JOB
From the records below, copy every line that contains the word "늘어진모공".

Collected data entries:
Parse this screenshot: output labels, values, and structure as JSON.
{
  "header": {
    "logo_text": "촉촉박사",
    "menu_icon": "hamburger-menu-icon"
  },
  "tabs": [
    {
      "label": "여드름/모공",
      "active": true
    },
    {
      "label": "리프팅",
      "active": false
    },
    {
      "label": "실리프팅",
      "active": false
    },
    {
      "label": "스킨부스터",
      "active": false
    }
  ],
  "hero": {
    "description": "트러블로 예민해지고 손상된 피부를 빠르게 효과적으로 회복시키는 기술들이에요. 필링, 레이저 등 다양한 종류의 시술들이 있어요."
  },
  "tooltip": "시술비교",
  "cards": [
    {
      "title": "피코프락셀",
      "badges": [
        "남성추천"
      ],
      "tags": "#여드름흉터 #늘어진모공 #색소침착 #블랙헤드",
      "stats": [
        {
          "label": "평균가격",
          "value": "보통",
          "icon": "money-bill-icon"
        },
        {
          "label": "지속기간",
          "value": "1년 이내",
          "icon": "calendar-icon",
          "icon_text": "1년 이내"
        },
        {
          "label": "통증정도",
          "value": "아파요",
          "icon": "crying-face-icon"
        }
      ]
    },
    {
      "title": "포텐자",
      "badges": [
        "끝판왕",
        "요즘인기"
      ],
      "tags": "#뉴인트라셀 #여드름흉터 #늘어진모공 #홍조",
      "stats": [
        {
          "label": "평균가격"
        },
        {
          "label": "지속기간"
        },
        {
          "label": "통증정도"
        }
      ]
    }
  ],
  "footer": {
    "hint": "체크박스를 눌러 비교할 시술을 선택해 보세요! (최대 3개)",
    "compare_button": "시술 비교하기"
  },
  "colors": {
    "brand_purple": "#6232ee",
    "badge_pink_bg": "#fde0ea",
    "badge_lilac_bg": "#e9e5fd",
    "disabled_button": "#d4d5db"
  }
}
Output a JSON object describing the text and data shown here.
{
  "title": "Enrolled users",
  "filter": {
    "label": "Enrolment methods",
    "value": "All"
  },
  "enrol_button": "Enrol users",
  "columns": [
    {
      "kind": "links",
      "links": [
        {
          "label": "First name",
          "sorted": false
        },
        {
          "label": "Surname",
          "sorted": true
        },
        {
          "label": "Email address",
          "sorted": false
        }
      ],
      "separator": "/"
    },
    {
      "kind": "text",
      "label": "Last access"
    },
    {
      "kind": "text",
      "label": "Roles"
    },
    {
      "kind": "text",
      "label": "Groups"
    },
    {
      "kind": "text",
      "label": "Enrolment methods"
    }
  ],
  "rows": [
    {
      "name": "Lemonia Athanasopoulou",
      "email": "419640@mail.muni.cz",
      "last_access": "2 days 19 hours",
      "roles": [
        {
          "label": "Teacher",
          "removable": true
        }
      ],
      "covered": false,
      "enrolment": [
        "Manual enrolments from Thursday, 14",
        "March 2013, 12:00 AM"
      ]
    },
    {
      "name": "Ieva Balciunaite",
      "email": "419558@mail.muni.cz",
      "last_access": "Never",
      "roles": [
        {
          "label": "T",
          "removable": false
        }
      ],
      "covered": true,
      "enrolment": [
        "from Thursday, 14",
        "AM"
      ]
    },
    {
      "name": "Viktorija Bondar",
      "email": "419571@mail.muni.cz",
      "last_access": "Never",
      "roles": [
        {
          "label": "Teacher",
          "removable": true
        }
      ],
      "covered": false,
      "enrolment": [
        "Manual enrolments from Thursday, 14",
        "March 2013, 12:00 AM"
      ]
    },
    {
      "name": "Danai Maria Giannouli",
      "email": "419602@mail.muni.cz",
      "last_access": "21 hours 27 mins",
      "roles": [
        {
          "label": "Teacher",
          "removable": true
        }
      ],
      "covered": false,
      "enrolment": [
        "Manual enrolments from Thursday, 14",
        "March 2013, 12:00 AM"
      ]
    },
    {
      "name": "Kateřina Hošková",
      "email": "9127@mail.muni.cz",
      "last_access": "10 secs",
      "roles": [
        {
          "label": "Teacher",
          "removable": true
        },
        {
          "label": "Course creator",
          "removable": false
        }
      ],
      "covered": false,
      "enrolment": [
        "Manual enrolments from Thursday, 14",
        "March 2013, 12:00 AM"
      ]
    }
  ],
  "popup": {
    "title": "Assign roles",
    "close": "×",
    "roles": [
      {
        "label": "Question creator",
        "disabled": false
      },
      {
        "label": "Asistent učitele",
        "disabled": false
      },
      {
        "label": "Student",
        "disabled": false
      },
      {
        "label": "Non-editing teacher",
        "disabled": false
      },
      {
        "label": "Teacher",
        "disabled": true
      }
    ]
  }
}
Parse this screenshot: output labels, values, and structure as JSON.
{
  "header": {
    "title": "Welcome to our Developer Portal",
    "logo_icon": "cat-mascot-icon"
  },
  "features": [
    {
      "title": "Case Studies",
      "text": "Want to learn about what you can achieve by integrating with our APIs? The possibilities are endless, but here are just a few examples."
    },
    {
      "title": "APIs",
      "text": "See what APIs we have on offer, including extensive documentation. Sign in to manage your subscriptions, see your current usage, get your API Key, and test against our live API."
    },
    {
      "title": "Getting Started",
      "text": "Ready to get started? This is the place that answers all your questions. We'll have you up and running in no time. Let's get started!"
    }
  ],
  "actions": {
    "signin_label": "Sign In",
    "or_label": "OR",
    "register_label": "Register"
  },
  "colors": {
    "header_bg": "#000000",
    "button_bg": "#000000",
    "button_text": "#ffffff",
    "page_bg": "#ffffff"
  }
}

IN RESPONSE
      "tags": "#여드름흉터 #늘어진모공 #색소침착 #블랙헤드",
      "tags": "#뉴인트라셀 #여드름흉터 #늘어진모공 #홍조",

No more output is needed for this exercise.